• [Listed entries]:
----------

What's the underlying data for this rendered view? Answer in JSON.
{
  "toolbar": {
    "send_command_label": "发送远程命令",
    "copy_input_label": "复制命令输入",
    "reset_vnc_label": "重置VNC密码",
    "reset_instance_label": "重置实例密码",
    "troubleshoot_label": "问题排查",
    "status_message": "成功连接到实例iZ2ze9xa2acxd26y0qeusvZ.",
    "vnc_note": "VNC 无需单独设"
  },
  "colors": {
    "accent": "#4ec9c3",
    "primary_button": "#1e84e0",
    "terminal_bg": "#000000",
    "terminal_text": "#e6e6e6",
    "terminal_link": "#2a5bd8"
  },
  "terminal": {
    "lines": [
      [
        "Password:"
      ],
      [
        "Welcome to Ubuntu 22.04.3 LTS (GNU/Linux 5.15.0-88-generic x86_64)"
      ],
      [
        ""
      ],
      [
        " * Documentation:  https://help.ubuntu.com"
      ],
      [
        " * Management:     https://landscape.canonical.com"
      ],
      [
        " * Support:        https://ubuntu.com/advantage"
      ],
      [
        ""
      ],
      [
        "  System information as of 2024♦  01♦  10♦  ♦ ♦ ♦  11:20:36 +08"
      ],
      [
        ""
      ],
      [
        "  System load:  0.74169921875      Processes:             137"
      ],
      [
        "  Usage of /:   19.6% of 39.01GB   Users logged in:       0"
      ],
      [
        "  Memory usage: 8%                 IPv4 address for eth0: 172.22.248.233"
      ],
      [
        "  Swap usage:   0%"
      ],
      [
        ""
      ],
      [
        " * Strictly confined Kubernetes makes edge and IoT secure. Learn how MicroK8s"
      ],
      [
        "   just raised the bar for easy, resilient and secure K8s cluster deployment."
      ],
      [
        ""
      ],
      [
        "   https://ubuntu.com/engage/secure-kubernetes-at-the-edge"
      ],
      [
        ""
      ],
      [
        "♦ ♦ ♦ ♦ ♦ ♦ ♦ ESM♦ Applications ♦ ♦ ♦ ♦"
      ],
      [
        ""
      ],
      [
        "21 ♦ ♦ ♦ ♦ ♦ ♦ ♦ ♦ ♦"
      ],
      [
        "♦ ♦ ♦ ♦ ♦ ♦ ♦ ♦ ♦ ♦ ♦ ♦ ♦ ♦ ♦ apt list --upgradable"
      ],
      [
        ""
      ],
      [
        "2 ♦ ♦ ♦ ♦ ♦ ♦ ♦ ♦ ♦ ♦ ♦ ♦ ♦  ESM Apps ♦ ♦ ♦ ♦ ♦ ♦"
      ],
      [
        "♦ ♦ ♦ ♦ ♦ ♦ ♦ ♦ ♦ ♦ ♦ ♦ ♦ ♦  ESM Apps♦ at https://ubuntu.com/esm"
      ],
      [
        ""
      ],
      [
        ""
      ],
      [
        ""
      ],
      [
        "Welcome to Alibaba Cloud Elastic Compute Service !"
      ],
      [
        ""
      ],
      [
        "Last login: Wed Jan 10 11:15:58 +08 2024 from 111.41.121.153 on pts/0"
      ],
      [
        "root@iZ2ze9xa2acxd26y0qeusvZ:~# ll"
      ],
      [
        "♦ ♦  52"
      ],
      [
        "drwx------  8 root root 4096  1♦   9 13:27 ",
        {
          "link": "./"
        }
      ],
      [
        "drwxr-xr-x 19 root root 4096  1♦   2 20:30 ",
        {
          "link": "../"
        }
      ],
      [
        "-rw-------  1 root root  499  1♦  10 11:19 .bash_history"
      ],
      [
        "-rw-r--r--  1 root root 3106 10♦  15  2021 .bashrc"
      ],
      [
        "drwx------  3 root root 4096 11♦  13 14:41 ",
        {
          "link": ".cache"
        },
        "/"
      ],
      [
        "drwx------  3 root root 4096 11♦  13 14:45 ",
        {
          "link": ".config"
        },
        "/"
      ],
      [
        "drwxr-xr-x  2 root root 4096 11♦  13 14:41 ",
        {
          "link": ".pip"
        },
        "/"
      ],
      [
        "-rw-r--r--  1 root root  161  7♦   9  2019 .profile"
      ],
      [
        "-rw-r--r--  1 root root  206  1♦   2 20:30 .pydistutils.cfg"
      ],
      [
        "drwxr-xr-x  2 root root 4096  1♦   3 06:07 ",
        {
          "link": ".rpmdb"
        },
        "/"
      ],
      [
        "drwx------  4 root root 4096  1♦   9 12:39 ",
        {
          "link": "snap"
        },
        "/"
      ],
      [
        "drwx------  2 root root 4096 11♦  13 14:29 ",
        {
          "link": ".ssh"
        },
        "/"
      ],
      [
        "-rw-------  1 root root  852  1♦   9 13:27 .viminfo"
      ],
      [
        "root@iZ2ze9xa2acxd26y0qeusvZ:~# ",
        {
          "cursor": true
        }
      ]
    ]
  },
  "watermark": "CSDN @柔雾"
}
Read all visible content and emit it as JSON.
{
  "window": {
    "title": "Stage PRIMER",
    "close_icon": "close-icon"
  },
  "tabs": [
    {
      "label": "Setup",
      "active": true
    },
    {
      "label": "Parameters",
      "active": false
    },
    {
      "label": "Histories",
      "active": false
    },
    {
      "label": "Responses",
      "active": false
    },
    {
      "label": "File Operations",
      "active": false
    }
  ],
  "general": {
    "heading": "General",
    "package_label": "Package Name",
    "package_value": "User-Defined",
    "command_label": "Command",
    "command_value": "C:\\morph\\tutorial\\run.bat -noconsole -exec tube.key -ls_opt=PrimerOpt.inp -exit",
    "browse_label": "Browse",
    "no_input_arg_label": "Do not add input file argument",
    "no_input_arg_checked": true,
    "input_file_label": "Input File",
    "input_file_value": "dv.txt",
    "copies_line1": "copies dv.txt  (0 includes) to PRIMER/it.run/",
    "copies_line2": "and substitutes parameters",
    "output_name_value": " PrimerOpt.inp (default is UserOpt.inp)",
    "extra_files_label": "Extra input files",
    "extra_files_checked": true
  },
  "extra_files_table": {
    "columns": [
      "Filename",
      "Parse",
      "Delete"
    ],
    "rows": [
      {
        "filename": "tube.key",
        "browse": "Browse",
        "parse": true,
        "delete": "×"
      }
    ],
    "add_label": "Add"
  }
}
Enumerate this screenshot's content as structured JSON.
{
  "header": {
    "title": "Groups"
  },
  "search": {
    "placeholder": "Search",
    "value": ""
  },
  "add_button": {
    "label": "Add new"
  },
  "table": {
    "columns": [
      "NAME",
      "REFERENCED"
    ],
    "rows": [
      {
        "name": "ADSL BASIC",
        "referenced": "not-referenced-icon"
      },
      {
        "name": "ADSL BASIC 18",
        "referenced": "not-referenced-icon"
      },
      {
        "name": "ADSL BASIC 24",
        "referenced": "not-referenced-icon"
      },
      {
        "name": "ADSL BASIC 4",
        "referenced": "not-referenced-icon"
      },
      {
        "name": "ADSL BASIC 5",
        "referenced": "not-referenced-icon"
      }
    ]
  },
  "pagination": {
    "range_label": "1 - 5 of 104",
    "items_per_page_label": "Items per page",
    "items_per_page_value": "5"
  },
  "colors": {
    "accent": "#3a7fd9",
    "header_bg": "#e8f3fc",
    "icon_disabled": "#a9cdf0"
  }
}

----------

• [Exercise task]:
Check each line of the records above for the string "tube", and report every line that has it.

• [Finished exercise]:
    "command_value": "C:\\morph\\tutorial\\run.bat -noconsole -exec tube.key -ls_opt=PrimerOpt.inp -exit",
        "filename": "tube.key",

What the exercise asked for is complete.